*Work to be completed*
Provide only the number of lines where "name" occurs.

--- begin ---

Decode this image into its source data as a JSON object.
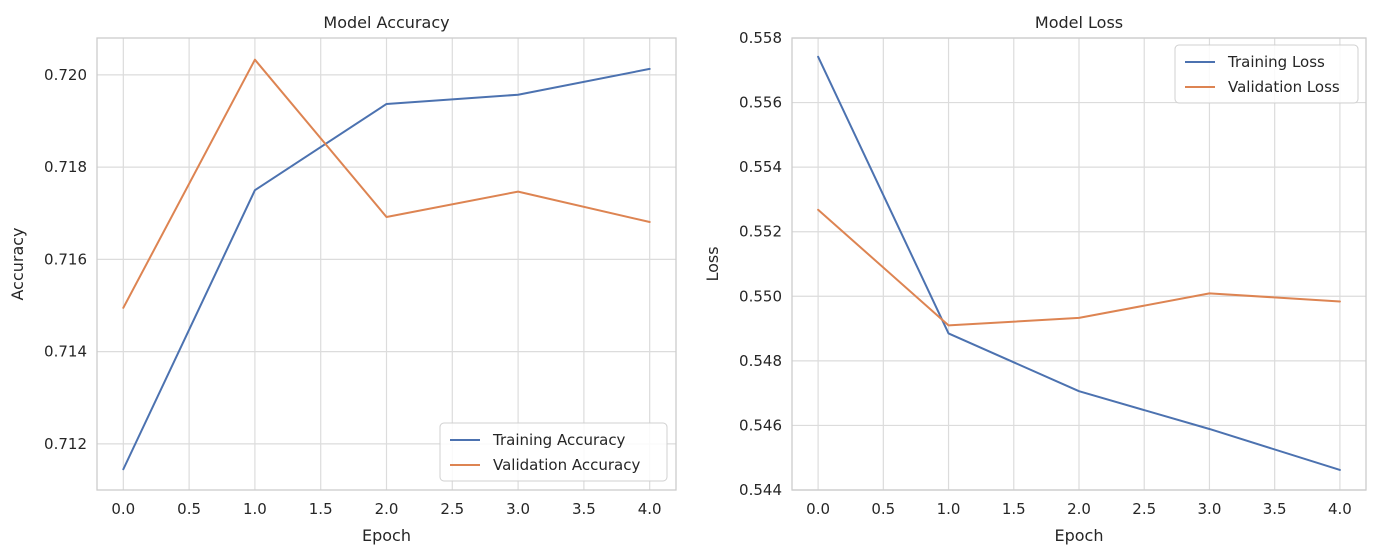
{
  "chart_data": [
    {
      "type": "line",
      "title": "Model Accuracy",
      "xlabel": "Epoch",
      "ylabel": "Accuracy",
      "x": [
        0,
        1,
        2,
        3,
        4
      ],
      "xlim": [
        -0.2,
        4.2
      ],
      "ylim": [
        0.711,
        0.7208
      ],
      "xticks": [
        "0.0",
        "0.5",
        "1.0",
        "1.5",
        "2.0",
        "2.5",
        "3.0",
        "3.5",
        "4.0"
      ],
      "yticks": [
        "0.712",
        "0.714",
        "0.716",
        "0.718",
        "0.720"
      ],
      "grid": true,
      "legend_position": "lower-right",
      "series": [
        {
          "name": "Training Accuracy",
          "color": "#4C72B0",
          "values": [
            0.71145,
            0.7175,
            0.71937,
            0.71957,
            0.72013
          ]
        },
        {
          "name": "Validation Accuracy",
          "color": "#DD8452",
          "values": [
            0.71495,
            0.72033,
            0.71692,
            0.71747,
            0.71681
          ]
        }
      ]
    },
    {
      "type": "line",
      "title": "Model Loss",
      "xlabel": "Epoch",
      "ylabel": "Loss",
      "x": [
        0,
        1,
        2,
        3,
        4
      ],
      "xlim": [
        -0.2,
        4.2
      ],
      "ylim": [
        0.544,
        0.558
      ],
      "xticks": [
        "0.0",
        "0.5",
        "1.0",
        "1.5",
        "2.0",
        "2.5",
        "3.0",
        "3.5",
        "4.0"
      ],
      "yticks": [
        "0.544",
        "0.546",
        "0.548",
        "0.550",
        "0.552",
        "0.554",
        "0.556",
        "0.558"
      ],
      "grid": true,
      "legend_position": "upper-right",
      "series": [
        {
          "name": "Training Loss",
          "color": "#4C72B0",
          "values": [
            0.55742,
            0.54885,
            0.54706,
            0.54589,
            0.54462
          ]
        },
        {
          "name": "Validation Loss",
          "color": "#DD8452",
          "values": [
            0.55268,
            0.5491,
            0.54933,
            0.55009,
            0.54984
          ]
        }
      ]
    }
  ]
}
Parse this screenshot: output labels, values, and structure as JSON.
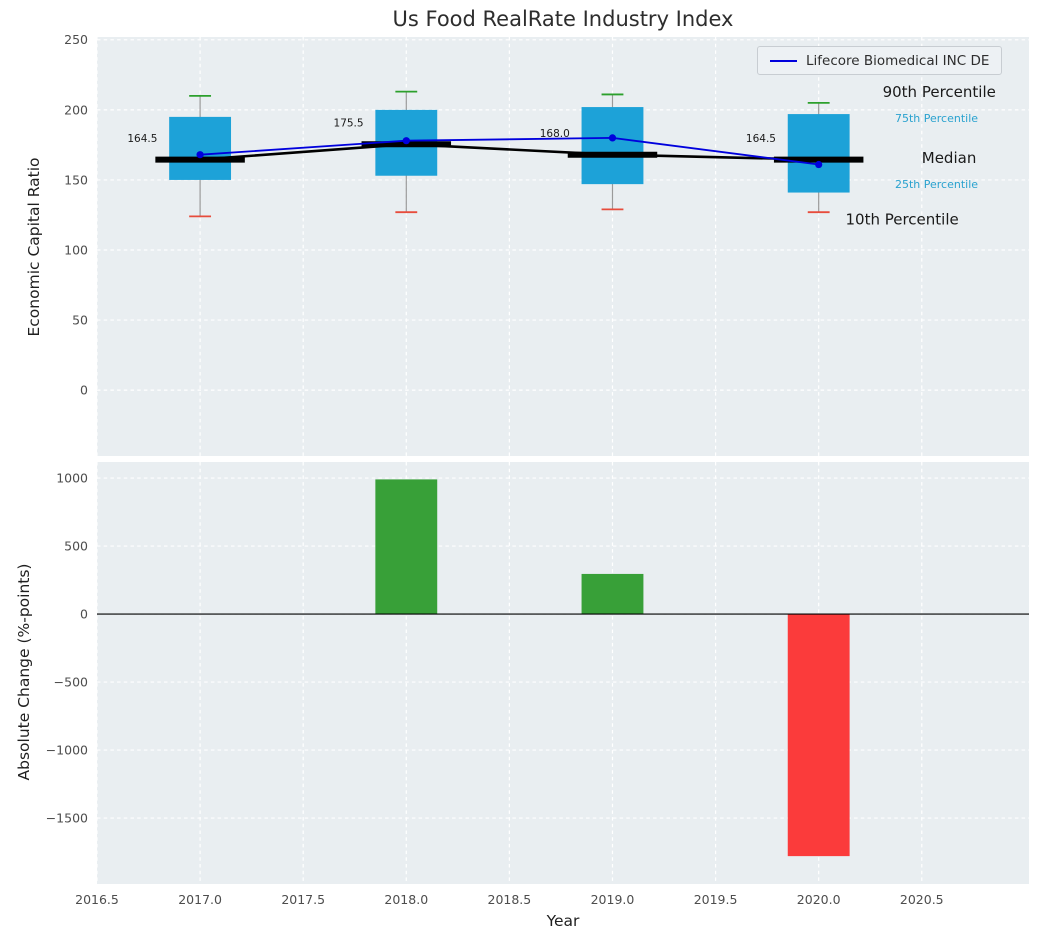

--- end ---

*Answer for this exercise*
4